- [Kutipan Halaman]
Staphylococcus aureus dari penampilan mikroskopiknya, sel-selnya tertata

seperti tanda buah-buah kecil. Susunan seperti ini disebabkan oleh pembelahan sel

yang terjadi secara tidak teratur. Staphylococcus aureus bersifat anaerob fakultatif,
membentuk sitokrom hanya pada kondisi aerob dan bersifat relatif tahan terhadap

pengeringan segingga bersifat pathogen (Schlegel dan Schmidt, 1994). Infeksi kulit

yang disebabkan oleh Staphylococcus aureus sering muncul sebagai nyeri dan panas,

kemerahan dan pembengkakan (Hawley, 2003).

2.3 Uji Cemaran Bakteri dengan Metode Tuang (Pour Plate)

Metode ini didasarkan pada anggapan bahwa setiap sel yang dapat hidup akan

berkembang menjadi satu koloni. Teknik dalam metode ini ialah mengencerkan

sampel dan mencawankan hasil pengenceran tersebut. Untuk memenuhi persyaratn

statistic, cawan yang dipilih untuk penghitungan koloni ialah yang mengandung

koloni 30 sampai 300 koloni (Hadioetomo, 1985).

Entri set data
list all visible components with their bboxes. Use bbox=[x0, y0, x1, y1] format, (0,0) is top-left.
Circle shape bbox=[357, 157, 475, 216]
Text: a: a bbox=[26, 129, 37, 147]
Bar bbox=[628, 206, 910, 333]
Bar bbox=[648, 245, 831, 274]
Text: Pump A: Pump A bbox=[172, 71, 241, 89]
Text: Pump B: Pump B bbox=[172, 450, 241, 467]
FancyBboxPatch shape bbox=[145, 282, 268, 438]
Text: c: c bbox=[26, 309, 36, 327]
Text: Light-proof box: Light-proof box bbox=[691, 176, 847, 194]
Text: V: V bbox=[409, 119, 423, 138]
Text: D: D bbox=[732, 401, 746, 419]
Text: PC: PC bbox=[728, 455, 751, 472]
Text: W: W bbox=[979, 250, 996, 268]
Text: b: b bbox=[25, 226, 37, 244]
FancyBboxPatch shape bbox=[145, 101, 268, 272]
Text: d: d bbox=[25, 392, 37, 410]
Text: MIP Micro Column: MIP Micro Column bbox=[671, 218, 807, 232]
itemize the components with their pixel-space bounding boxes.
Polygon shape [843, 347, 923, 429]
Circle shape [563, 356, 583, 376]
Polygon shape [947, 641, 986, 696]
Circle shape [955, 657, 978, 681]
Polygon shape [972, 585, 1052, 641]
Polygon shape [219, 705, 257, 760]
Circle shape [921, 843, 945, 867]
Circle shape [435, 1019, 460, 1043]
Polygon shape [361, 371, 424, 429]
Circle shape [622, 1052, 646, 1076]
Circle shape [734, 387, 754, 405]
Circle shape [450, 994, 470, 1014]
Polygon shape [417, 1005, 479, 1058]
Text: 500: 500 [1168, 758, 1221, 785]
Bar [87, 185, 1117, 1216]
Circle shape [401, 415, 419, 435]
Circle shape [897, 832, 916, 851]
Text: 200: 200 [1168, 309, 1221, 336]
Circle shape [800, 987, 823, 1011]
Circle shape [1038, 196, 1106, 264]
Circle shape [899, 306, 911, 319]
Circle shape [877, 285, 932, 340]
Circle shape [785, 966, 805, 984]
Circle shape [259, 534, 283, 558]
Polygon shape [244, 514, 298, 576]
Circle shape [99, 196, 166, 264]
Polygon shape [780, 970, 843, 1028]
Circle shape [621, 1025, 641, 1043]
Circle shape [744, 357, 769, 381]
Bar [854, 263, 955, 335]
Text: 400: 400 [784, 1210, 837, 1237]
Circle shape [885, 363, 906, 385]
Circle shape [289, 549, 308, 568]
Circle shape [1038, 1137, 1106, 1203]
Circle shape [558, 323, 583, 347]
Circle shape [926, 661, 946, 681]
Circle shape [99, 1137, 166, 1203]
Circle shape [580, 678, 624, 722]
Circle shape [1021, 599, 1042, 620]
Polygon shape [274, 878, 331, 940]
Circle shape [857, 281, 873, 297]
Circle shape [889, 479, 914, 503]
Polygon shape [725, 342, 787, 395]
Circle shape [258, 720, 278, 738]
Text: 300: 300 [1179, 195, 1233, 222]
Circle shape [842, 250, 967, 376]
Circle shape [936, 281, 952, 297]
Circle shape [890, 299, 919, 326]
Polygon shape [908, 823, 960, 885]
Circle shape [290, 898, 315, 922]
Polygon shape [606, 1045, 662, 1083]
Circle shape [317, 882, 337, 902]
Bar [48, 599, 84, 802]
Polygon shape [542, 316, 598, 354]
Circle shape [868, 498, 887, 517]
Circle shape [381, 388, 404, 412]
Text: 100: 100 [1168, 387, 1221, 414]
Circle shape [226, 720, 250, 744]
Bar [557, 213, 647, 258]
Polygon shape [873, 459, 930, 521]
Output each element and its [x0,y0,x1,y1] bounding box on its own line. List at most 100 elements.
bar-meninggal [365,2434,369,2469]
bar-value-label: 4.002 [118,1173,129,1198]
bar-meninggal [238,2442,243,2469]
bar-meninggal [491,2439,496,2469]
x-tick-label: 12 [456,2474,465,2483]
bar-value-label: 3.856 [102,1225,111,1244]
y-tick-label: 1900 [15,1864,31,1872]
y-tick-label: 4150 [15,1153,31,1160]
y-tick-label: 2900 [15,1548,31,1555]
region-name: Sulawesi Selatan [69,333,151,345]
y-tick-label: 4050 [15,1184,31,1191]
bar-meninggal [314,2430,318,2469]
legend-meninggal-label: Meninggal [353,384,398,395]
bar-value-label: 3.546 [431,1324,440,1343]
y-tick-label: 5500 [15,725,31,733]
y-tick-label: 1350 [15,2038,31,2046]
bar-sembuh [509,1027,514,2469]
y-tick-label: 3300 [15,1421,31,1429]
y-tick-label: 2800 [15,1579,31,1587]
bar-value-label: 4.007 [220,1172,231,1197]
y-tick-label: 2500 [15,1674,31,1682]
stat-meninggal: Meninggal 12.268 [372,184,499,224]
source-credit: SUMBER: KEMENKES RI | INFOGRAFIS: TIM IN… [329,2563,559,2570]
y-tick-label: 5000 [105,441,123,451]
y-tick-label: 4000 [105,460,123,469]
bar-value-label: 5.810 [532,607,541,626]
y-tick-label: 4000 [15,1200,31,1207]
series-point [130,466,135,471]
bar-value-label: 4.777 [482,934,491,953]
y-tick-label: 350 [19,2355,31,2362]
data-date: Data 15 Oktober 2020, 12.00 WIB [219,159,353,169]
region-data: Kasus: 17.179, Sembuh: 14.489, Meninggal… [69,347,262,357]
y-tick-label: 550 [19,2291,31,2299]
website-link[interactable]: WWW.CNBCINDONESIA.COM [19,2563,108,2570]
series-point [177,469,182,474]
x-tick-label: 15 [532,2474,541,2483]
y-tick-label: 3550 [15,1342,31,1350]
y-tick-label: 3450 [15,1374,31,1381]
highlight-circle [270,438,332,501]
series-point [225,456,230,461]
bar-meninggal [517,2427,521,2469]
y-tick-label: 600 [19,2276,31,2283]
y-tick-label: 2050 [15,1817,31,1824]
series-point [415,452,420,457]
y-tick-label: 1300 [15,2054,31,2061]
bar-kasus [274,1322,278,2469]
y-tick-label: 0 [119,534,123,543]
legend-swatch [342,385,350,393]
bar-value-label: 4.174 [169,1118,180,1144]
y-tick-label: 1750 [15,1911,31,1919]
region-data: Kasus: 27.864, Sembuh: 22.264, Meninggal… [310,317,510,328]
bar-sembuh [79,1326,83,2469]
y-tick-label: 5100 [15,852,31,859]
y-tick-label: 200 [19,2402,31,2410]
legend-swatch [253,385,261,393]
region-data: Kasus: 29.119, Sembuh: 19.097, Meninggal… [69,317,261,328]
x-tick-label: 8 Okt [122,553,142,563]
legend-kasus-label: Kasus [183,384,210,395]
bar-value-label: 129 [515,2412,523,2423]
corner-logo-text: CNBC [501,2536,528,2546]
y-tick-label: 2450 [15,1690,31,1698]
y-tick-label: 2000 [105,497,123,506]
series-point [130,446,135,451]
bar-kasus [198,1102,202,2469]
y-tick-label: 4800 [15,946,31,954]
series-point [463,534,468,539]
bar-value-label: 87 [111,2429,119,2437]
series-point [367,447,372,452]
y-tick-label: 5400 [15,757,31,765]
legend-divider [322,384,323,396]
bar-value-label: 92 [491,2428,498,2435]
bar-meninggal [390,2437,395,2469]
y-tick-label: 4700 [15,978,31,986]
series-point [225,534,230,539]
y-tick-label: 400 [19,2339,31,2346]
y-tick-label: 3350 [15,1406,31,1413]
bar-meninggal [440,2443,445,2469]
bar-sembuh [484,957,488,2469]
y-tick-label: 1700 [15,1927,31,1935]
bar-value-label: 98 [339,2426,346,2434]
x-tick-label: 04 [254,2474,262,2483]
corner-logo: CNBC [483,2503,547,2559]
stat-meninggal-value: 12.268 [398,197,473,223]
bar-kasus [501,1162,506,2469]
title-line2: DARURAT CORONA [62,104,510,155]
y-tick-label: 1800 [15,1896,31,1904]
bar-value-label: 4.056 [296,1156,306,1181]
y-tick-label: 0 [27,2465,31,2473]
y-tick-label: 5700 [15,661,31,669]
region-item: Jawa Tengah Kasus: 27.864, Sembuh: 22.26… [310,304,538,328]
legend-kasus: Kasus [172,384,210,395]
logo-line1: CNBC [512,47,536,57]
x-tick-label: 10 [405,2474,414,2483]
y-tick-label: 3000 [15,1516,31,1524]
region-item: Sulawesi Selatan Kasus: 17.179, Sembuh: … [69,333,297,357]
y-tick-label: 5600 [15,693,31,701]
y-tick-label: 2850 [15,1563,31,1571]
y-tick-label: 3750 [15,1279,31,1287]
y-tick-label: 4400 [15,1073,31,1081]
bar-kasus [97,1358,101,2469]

- [Petunjuk Latihan]
1. Sebutkan semua gejala infeksi kulit akibat Staphylococcus aureus yang tercantum dalam kutipan halaman.
2. Menurut kutipan halaman, berapa jumlah koloni pada cawan yang dipilih untuk penghitungan dalam metode tuang?

- [Jawaban yang Diharapkan]
1. Nyeri, panas, kemerahan, dan pembengkakan.

2. Cawan yang dipilih mengandung 30 sampai 300 koloni.